## Textabschnitt
****************
Der "seltsame Ort" der westlichen Kultur
"Die westliche Kultur befindet sich in einer tiefen, tiefen, tiefen Krise", sagt Kapoor. "Wir sind keine Hersteller von Luxusgütern, und die Künstler werden von den Luxusgütermärkten vereinnahmt", fügt er hinzu. "Wir befinden uns an einem seltsamen Ort. Wir befinden uns wahrhaftig und unbewusst zwischen der Welt, wie sie einmal war, und der Welt, wie sie sein könnte, vom Klimawandel bis zu politischen Unruhen, was auch immer."
Entsetzt über den Krieg in der Ukraine hat Kapoor den Organisatoren der Biennale vorgeschlagen, eine Nachbildung des geschlossenen russischen Nationalpavillons in Venedig zu bauen, die als öffentliches Urinal dienen soll. Das Projekt wurde bisher noch nicht realisiert. "Die Unfähigkeit der Bürger oder der Künstler, mit tiefer Aggression umzugehen, ist so groß, dass man sie nur ins Lächerliche ziehen kann", sagt Kapoor.
Oder sich eine Metapher einfallen lassen, die dem Ganzen einen poetischen Sinn gibt.
****************
## Datenauszug
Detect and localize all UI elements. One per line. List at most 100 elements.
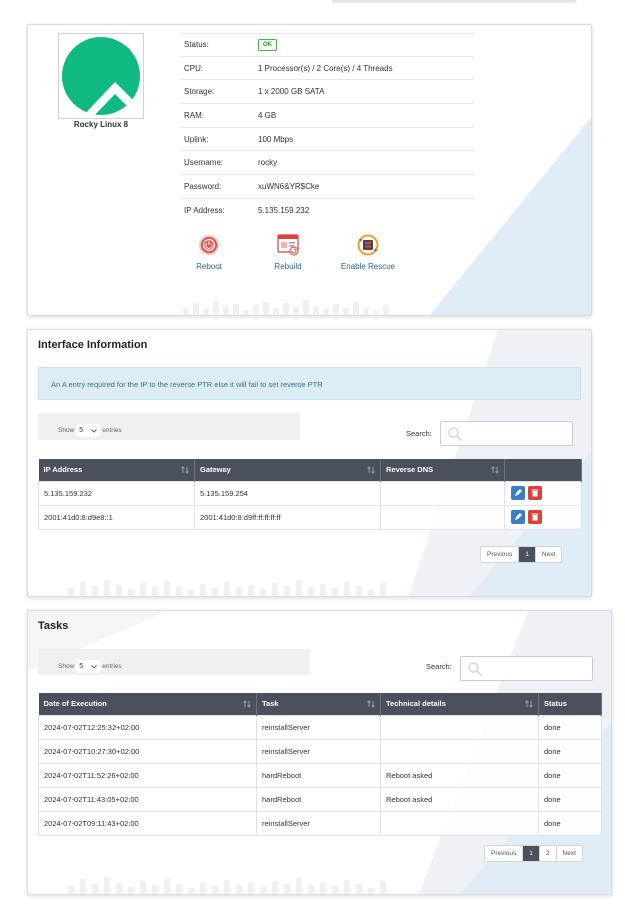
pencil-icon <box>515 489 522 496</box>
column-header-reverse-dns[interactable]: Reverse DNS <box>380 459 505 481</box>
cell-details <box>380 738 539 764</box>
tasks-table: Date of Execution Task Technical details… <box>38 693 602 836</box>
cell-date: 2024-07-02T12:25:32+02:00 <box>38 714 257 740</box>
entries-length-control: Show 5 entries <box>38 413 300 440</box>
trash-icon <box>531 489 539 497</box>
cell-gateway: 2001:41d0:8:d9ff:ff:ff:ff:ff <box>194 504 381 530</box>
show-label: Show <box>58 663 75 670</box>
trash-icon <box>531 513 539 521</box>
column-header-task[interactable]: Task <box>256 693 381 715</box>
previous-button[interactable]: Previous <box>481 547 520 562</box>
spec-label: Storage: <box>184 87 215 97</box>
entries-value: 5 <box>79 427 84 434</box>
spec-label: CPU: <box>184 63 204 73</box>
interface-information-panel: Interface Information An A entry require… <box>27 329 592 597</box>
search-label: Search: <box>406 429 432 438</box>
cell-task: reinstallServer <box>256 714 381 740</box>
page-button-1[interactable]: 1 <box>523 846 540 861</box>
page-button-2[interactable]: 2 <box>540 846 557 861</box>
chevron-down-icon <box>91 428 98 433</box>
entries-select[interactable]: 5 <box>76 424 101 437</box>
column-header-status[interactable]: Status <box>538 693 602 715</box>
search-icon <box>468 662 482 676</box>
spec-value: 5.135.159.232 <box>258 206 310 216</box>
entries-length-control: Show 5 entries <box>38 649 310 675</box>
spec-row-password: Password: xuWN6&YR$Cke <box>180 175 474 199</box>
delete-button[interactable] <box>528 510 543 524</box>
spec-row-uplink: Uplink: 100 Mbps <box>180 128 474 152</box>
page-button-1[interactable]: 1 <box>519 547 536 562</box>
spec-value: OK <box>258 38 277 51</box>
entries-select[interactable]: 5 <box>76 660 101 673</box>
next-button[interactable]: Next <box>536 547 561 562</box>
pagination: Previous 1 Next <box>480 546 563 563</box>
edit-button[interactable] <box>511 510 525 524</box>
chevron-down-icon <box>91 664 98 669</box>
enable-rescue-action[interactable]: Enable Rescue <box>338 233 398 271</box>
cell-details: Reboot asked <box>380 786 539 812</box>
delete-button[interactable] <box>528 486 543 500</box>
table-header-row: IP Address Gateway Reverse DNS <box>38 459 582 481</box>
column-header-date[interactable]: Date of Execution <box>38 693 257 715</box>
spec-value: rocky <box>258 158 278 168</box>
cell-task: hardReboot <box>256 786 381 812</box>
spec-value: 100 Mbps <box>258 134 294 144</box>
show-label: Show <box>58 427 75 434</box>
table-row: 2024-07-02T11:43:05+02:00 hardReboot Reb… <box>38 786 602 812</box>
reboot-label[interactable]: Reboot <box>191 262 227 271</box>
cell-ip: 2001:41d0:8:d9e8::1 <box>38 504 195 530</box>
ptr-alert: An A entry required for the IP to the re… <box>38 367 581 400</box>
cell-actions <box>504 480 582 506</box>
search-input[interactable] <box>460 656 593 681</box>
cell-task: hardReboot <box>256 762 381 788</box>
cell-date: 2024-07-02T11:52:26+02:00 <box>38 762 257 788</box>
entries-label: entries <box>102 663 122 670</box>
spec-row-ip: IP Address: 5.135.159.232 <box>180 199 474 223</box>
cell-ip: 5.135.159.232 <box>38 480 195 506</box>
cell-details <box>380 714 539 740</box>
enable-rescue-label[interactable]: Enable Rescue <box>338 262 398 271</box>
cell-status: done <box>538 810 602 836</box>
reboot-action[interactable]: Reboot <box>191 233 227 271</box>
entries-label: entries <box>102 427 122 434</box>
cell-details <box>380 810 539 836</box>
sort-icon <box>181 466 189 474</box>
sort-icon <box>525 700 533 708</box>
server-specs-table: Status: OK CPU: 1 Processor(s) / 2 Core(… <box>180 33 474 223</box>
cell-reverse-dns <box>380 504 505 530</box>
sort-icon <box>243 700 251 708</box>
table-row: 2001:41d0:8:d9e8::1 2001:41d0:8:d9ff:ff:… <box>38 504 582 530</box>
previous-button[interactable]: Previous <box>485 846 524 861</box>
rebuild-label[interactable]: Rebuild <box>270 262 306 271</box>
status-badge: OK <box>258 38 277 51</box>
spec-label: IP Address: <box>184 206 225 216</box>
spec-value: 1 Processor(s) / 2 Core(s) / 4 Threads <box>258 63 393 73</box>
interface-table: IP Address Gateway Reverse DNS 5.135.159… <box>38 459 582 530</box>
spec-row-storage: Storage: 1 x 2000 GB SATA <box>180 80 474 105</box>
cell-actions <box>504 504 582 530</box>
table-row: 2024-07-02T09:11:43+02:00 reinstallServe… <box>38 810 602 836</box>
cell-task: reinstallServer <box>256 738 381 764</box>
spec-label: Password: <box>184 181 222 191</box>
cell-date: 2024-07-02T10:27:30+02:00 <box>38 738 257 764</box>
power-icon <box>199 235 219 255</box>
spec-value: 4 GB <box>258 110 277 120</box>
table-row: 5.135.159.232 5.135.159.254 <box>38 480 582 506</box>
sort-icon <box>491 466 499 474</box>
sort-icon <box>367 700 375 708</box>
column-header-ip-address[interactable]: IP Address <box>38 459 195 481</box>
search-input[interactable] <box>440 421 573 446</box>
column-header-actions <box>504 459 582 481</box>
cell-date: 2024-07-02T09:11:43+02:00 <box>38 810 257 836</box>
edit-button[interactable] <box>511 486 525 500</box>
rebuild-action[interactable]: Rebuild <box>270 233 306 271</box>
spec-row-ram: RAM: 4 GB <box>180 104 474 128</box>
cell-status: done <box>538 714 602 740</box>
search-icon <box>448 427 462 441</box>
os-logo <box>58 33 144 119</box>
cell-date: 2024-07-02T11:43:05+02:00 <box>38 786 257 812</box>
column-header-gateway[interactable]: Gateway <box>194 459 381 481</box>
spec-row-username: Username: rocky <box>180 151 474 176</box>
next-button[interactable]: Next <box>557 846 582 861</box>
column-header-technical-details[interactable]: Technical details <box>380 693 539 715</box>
****************
## Bitte bearbeiten
1. Was hat Kapoor laut dem Textabschnitt den Organisatoren der Biennale vorgeschlagen?
2. Schreib aus dem Textabschnitt die Stelle ab, die mit "Entsetzt über den" beginnt und bis einschließlich "poetischen Sinn gibt." reicht.
Das Material steht in keinem Zusammenhang mit dem Textabschnitt.

## Lösungen je Aufgabe
1. Er schlug vor, eine Nachbildung des geschlossenen russischen Nationalpavillons in Venedig zu bauen, die als öffentliches Urinal dienen soll.

2.
Entsetzt über den Krieg in der Ukraine hat Kapoor den Organisatoren der Biennale vorgeschlagen, eine Nachbildung des geschlossenen russischen Nationalpavillons in Venedig zu bauen, die als öffentliches Urinal dienen soll. Das Projekt wurde bisher noch nicht realisiert. "Die Unfähigkeit der Bürger oder der Künstler, mit tiefer Aggression umzugehen, ist so groß, dass man sie nur ins Lächerliche ziehen kann", sagt Kapoor.
Oder sich eine Metapher einfallen lassen, die dem Ganzen einen poetischen Sinn gibt.